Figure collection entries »
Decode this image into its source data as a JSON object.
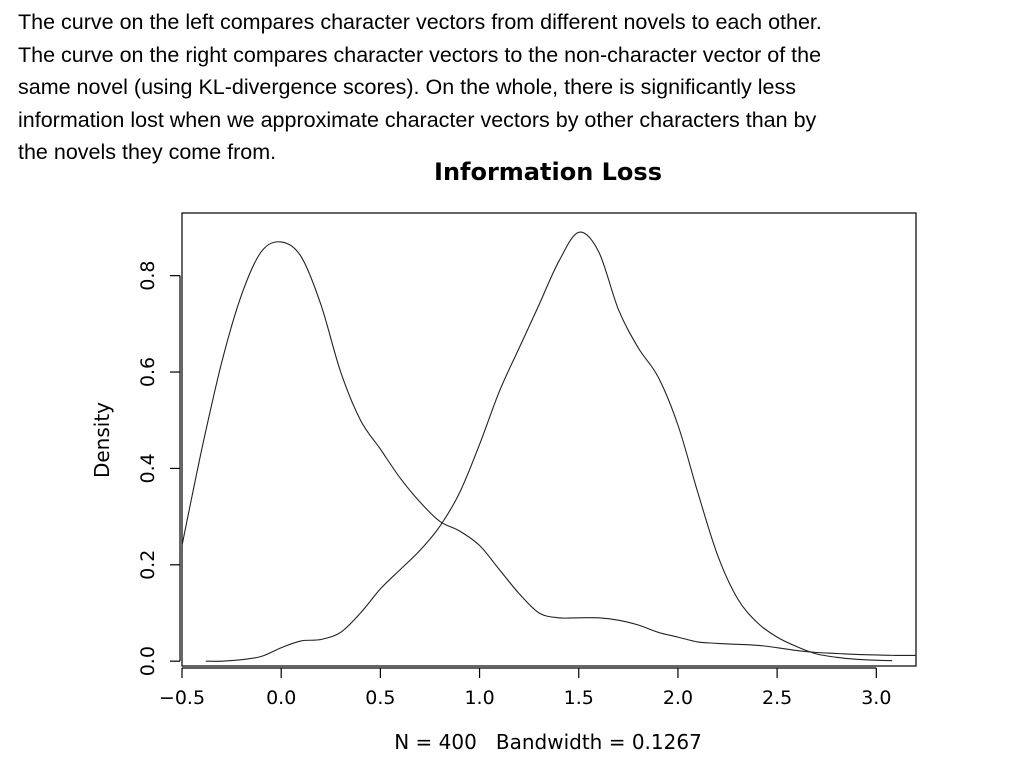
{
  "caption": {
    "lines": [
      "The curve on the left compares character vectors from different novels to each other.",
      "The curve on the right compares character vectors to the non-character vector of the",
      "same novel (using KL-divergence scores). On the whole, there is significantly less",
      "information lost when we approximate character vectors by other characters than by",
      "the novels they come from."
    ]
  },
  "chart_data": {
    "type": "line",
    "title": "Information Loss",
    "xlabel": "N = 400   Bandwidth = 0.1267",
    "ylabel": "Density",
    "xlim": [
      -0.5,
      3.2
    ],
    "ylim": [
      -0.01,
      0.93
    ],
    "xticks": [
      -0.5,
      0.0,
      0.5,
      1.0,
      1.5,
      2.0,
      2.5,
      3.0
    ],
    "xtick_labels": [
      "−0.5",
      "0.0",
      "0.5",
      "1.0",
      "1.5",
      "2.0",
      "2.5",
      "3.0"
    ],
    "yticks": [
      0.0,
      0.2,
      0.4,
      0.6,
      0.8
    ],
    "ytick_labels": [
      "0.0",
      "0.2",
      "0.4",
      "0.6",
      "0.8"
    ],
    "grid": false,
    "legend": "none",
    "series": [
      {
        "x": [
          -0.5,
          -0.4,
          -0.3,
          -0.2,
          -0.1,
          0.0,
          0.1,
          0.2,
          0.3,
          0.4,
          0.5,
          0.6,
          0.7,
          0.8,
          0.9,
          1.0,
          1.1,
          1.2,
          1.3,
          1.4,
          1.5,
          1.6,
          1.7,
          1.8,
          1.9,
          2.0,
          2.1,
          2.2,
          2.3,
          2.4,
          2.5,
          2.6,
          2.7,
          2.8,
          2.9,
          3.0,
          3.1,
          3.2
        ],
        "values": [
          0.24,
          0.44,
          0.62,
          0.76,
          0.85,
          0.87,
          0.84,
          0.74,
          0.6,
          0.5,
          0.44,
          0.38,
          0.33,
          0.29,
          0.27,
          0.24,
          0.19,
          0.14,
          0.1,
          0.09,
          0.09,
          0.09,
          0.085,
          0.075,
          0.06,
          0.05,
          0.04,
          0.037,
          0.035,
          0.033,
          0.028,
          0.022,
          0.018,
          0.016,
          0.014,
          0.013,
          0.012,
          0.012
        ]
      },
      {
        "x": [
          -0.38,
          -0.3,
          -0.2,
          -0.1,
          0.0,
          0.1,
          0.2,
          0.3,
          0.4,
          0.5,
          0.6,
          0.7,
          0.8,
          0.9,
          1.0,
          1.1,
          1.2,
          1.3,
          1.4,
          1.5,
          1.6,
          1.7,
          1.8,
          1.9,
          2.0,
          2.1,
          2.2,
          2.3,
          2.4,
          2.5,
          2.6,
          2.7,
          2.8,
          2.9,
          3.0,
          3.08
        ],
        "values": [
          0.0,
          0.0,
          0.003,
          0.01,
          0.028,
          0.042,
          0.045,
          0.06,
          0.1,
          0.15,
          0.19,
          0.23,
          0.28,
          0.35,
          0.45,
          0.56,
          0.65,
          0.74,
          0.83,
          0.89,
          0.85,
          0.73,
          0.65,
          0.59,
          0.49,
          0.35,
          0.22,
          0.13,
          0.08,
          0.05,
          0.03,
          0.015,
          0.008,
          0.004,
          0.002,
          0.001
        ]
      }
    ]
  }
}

Your objective »
From the listing above, collect each line in which the string "other" appears.

Expected answer »
      "The curve on the left compares character vectors from different novels to each other.",
      "information lost when we approximate character vectors by other characters than by",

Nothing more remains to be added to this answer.